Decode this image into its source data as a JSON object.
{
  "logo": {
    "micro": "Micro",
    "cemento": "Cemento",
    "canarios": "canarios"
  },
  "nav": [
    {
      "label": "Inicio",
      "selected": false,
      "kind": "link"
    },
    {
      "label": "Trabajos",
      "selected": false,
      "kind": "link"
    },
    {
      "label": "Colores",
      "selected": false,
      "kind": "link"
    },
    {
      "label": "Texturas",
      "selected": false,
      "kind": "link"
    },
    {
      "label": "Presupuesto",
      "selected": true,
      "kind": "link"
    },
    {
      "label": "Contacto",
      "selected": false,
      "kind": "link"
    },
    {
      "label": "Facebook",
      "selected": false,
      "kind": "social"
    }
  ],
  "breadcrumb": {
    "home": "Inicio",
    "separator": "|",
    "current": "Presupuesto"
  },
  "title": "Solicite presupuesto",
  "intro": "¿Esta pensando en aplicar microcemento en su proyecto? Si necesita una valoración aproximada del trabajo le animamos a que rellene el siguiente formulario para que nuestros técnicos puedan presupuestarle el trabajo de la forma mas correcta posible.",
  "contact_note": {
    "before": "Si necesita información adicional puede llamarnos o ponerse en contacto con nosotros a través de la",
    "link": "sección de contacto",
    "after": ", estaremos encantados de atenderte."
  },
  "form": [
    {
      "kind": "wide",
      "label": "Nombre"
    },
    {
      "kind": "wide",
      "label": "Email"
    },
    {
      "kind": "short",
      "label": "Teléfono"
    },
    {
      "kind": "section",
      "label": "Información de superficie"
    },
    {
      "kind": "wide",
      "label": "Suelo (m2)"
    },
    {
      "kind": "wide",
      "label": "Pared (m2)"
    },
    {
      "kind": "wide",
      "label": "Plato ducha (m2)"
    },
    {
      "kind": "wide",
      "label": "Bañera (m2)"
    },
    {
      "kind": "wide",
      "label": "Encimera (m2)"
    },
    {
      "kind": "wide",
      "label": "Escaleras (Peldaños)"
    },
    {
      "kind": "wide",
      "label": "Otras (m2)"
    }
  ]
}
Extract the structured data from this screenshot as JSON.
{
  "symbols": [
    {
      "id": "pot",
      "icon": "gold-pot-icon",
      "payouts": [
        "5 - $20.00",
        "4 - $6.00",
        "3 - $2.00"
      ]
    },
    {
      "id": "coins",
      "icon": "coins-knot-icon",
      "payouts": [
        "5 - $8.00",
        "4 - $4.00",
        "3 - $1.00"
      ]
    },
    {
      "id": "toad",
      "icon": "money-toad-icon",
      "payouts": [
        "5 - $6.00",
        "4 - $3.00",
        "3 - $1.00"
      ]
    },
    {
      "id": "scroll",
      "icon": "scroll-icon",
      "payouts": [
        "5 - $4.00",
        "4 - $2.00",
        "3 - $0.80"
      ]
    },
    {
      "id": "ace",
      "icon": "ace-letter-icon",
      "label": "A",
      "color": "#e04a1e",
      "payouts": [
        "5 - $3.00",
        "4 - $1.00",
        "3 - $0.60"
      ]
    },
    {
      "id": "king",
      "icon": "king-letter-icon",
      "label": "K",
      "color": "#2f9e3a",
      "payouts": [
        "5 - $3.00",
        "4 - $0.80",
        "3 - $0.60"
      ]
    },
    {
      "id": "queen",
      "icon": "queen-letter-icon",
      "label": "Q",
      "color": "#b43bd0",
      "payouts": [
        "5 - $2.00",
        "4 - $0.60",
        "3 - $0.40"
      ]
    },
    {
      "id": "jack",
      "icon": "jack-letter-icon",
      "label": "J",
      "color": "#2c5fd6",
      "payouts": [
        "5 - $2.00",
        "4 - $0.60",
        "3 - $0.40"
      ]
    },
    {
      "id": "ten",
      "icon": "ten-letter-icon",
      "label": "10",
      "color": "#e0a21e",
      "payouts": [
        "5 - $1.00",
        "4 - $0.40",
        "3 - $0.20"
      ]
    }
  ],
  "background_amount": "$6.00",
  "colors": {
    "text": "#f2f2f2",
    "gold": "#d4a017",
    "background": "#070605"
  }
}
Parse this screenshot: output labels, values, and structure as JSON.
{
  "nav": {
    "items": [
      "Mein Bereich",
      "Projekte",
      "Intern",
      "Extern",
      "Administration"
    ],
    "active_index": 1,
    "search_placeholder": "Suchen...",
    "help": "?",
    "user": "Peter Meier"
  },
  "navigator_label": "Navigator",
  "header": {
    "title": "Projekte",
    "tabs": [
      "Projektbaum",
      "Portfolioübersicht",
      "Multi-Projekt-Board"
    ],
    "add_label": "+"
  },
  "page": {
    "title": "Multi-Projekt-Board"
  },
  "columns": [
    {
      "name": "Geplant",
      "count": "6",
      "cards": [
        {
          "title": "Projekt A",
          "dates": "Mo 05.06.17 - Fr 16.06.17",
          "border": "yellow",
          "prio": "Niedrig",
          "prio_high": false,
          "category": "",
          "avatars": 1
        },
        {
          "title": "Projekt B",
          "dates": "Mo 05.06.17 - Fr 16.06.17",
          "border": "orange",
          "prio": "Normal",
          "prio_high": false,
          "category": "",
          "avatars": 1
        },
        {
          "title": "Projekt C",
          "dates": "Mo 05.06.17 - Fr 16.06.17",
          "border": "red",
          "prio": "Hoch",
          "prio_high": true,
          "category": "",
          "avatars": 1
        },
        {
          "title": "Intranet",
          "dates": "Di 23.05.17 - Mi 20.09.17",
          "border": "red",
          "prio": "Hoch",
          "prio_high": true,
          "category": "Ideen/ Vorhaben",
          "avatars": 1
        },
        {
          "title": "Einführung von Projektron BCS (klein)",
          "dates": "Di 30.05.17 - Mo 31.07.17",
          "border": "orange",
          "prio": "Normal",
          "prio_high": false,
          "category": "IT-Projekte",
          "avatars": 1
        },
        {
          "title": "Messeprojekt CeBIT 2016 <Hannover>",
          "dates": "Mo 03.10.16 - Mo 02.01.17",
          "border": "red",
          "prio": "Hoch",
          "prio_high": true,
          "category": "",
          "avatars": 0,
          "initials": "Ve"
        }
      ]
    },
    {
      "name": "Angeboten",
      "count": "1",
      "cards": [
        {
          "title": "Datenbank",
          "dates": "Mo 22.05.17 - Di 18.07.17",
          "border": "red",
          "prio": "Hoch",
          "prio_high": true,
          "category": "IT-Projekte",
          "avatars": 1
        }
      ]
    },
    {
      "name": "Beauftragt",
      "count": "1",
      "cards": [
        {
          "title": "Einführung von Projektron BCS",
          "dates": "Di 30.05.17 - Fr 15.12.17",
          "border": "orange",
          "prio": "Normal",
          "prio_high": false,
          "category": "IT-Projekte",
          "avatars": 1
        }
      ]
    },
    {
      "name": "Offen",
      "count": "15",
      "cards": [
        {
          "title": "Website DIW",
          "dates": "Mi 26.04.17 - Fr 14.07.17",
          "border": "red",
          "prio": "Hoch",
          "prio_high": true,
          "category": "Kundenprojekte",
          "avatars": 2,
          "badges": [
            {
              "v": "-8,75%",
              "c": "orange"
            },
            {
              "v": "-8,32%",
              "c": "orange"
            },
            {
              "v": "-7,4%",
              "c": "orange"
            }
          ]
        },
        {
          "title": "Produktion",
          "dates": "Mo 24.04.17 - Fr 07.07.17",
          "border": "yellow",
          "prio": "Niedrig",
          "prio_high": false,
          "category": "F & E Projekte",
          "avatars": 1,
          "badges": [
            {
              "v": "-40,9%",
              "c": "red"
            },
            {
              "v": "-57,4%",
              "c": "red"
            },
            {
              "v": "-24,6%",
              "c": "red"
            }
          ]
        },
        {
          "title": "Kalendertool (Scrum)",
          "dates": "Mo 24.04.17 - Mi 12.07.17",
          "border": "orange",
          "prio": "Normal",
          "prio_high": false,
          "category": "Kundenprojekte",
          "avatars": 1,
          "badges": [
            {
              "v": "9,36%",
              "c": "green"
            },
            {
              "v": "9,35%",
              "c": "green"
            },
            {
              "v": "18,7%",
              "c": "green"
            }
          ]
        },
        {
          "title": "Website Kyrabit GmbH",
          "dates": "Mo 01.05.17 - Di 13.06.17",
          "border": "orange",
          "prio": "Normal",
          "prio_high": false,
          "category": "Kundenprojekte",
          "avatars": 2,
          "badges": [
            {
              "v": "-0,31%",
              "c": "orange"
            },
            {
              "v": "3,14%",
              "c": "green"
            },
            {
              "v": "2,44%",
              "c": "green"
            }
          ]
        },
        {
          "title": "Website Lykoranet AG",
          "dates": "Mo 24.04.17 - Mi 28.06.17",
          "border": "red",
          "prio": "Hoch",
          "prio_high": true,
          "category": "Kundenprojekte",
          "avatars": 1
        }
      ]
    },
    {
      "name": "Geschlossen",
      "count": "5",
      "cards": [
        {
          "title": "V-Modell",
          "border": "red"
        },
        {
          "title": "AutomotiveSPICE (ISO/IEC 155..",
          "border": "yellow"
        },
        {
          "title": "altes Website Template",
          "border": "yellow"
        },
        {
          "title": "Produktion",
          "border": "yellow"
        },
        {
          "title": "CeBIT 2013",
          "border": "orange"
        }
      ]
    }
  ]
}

____

■ **PROBLEM STATEMENT**
Pull out every line of the records that includes the string "Board".

■ **OUTPUT FOR THIS TASK**
      "Multi-Projekt-Board"
    "title": "Multi-Projekt-Board"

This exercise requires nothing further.